Select and reproduce each line of the listing below that bears the string "SALT".

= = =

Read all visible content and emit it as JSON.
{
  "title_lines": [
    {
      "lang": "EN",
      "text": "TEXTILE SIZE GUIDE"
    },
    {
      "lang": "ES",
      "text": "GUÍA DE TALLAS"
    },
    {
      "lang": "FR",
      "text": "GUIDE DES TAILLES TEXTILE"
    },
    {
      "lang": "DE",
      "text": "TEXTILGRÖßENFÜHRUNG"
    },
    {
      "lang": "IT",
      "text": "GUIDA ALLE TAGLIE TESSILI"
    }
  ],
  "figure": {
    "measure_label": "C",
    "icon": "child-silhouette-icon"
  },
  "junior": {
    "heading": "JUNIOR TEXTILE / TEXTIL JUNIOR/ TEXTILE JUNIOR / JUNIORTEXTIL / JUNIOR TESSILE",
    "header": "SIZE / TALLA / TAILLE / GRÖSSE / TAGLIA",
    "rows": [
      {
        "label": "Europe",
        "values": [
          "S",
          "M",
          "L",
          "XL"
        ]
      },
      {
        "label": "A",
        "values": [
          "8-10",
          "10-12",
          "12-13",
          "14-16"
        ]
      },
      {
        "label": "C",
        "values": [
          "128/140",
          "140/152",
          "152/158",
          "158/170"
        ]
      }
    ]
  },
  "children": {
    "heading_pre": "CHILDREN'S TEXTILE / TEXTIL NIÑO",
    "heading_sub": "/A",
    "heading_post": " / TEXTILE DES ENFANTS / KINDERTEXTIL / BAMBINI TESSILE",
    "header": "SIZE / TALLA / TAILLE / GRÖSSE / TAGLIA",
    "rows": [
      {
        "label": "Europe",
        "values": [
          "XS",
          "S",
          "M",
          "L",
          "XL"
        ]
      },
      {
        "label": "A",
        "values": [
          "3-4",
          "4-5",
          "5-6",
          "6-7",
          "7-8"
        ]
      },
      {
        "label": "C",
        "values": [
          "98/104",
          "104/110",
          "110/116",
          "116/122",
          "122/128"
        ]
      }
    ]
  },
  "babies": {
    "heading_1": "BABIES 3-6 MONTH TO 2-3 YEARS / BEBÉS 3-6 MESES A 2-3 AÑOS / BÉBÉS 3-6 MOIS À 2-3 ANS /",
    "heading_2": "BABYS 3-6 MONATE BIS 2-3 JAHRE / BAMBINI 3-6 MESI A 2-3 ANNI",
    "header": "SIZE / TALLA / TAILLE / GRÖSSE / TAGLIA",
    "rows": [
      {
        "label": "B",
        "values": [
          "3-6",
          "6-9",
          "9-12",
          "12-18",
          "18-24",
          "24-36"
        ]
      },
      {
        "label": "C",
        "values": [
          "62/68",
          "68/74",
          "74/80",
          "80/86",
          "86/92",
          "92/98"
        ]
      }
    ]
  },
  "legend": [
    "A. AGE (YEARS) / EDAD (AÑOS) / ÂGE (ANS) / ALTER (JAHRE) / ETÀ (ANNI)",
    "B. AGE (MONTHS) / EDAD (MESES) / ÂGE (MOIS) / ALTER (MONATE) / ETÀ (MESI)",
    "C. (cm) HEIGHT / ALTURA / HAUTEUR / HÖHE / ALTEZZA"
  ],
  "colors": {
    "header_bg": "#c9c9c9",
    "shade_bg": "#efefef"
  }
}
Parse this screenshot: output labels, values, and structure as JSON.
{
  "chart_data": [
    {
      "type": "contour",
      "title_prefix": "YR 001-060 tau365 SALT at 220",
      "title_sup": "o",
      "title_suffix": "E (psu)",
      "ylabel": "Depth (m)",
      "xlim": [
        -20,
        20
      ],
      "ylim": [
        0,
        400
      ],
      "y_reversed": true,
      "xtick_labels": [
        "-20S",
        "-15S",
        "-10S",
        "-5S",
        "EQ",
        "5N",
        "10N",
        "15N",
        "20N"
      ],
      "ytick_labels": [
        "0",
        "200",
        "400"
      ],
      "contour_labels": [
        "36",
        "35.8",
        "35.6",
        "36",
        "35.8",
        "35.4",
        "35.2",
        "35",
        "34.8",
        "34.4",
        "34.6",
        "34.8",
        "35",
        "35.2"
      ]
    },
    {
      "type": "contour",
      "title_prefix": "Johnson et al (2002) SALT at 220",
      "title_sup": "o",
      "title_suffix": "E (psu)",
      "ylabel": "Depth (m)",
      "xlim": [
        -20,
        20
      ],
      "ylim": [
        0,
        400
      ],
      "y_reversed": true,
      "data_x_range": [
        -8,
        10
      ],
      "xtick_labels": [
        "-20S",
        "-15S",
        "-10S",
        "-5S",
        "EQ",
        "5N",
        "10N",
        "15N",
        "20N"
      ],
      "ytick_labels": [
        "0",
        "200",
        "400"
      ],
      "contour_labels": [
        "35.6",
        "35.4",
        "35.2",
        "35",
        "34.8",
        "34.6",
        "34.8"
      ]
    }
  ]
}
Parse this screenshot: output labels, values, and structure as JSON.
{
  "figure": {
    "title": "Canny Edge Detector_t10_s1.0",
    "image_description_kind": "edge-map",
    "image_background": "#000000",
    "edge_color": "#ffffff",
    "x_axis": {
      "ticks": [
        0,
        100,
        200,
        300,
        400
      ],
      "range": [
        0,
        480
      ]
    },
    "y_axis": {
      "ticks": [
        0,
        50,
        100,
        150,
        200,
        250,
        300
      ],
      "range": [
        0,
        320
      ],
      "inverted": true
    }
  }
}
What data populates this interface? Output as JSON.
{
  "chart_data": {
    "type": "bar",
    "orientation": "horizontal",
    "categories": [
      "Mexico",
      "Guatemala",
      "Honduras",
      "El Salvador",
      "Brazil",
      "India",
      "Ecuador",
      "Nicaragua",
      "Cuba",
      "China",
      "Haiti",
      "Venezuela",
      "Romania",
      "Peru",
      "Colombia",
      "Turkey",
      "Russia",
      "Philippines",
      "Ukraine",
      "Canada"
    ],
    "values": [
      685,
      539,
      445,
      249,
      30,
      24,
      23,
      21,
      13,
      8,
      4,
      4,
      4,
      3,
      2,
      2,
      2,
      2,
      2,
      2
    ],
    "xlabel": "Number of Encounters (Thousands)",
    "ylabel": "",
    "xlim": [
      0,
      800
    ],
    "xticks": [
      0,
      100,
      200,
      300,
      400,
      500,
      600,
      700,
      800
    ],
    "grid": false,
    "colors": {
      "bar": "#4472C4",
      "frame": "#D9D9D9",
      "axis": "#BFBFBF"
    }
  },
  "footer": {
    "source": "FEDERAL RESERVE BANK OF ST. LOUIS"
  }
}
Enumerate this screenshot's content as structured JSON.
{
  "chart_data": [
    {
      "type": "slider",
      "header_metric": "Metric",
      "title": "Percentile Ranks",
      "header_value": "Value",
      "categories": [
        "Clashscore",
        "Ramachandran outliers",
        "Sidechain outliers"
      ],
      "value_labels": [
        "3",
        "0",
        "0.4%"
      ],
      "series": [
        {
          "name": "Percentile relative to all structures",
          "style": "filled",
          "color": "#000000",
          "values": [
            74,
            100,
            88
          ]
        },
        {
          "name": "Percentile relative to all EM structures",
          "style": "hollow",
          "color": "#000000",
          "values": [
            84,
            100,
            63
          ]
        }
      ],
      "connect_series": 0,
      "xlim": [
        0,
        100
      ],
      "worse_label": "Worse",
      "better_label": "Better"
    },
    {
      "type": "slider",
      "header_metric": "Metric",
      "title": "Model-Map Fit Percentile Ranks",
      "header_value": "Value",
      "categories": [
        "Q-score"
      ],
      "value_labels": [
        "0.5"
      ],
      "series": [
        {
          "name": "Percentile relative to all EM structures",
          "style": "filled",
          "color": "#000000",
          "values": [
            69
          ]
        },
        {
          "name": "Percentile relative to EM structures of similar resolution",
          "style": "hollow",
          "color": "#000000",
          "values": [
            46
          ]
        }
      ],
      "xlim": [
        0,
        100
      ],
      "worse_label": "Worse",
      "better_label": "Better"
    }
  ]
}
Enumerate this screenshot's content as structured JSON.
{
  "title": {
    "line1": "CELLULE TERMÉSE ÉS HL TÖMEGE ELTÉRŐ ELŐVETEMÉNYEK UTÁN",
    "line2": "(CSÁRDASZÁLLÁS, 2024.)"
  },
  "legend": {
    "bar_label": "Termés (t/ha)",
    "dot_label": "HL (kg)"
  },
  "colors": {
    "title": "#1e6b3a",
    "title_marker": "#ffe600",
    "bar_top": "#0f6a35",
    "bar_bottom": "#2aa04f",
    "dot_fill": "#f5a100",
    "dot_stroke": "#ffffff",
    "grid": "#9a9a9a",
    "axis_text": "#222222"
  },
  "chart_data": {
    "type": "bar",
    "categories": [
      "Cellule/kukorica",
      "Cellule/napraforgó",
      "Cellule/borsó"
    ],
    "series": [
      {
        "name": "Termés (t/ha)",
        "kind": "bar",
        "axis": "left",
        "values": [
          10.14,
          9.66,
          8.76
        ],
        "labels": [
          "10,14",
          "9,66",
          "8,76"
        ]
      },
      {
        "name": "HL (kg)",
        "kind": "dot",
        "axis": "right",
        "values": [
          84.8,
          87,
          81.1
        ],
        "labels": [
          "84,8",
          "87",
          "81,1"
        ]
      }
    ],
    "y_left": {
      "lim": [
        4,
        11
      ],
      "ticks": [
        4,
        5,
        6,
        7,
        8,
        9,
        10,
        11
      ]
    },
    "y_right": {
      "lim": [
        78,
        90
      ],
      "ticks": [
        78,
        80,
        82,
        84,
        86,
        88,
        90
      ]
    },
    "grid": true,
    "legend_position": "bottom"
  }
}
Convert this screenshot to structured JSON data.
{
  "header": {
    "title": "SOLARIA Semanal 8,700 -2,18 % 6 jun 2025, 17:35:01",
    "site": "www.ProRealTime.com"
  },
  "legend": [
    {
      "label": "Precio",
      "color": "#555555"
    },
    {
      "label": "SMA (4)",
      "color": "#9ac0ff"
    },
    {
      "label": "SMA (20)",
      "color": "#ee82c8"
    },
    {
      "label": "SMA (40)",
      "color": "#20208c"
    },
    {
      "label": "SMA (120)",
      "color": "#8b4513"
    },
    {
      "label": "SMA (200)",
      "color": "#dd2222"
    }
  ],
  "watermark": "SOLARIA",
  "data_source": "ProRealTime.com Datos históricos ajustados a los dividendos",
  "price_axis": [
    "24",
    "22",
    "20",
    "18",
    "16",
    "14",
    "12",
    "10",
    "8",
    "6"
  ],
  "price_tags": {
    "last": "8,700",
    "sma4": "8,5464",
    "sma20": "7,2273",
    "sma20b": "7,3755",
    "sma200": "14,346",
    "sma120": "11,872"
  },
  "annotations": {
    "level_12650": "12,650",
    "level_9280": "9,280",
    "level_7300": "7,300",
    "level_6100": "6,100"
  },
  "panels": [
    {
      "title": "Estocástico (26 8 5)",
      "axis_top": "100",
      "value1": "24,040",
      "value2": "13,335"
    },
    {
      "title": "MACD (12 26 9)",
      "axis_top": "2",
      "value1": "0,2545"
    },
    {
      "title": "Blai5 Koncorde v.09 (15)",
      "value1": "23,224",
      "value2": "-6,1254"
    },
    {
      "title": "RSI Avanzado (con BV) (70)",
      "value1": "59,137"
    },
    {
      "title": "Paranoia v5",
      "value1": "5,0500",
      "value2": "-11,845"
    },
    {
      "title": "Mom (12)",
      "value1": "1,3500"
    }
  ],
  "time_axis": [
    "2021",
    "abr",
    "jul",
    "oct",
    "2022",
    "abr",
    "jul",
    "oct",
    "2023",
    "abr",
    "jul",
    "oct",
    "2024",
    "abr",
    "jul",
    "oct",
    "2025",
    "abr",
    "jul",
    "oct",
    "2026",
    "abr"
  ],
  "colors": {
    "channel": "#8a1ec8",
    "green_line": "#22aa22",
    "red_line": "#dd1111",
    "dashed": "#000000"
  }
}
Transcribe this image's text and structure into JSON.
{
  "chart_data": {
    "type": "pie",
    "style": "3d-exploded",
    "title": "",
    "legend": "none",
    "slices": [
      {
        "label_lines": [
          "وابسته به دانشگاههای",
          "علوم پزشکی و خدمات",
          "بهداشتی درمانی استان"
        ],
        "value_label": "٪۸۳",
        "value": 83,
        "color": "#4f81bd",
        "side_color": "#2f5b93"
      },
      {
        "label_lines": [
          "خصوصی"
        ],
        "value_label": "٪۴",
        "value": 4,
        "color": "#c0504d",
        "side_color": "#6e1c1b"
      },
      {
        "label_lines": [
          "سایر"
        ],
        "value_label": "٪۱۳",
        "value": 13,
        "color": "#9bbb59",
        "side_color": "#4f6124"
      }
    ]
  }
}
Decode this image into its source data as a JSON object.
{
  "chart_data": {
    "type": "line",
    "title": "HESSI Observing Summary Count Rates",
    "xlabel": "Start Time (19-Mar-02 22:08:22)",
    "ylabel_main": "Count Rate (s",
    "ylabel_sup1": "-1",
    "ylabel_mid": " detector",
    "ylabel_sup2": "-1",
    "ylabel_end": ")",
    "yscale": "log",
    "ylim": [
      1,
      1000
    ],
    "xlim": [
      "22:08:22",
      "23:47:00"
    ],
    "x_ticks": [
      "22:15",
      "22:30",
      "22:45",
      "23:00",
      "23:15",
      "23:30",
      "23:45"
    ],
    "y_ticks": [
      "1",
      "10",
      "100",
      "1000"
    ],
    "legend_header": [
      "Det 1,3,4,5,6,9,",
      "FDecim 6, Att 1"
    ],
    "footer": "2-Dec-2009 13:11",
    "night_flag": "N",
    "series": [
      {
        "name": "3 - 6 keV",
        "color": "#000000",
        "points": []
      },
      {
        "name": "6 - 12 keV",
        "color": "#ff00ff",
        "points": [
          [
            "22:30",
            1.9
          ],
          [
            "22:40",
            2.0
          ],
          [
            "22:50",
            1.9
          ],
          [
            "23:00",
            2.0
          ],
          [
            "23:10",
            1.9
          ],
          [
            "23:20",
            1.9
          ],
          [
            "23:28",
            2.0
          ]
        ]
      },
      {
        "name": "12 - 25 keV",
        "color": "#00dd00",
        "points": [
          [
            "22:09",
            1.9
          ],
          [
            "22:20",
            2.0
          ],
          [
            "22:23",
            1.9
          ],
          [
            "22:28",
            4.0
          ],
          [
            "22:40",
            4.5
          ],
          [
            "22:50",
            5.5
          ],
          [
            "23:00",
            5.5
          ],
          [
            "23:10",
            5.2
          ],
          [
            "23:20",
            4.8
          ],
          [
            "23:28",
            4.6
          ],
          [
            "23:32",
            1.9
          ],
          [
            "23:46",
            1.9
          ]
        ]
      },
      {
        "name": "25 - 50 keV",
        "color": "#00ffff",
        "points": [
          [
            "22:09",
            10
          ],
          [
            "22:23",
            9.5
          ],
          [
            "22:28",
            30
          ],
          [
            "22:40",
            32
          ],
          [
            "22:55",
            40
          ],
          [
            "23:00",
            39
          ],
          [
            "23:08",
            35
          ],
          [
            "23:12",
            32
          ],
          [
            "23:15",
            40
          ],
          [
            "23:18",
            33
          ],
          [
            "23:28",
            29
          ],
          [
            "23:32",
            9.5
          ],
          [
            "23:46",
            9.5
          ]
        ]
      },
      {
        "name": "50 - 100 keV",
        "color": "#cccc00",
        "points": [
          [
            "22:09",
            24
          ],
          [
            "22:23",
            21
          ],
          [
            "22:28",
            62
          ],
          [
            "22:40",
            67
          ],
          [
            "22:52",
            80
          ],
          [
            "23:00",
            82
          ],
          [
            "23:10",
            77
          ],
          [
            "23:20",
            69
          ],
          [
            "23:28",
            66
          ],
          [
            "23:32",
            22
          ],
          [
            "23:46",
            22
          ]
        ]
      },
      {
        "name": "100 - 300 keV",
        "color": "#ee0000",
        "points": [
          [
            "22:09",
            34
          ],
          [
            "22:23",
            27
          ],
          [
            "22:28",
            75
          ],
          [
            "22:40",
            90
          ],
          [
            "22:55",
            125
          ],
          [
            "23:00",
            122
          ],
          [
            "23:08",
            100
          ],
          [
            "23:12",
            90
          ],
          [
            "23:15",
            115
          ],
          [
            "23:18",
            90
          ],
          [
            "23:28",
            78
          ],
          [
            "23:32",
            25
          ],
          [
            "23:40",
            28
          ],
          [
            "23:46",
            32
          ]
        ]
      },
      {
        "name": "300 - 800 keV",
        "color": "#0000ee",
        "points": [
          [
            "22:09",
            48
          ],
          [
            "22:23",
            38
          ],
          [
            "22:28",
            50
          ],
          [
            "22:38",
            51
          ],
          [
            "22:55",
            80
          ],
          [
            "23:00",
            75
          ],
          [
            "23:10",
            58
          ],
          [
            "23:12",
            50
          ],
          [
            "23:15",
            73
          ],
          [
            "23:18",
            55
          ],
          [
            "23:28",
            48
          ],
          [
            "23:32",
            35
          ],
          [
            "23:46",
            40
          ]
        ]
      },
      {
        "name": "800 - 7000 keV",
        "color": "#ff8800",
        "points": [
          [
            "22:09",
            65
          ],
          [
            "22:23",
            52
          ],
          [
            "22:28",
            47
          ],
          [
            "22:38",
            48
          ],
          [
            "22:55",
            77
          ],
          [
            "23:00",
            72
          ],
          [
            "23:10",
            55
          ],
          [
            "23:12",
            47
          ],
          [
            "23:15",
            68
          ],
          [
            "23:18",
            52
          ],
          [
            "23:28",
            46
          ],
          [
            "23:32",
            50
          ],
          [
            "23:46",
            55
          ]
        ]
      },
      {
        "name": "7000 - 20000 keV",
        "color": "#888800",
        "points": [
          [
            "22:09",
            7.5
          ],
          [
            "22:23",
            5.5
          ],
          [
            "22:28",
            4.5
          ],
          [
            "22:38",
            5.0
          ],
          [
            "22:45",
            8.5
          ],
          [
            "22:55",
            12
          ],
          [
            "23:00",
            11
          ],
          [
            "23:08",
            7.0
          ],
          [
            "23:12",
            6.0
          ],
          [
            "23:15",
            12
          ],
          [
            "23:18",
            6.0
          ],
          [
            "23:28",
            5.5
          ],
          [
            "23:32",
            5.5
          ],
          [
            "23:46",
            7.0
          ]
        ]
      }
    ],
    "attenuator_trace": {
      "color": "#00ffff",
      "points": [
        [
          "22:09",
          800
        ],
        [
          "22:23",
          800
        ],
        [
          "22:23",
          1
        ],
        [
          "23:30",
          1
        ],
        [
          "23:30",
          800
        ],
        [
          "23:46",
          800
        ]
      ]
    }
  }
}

= = =

_Reply_:
      "title_prefix": "YR 001-060 tau365 SALT at 220",
      "title_prefix": "Johnson et al (2002) SALT at 220",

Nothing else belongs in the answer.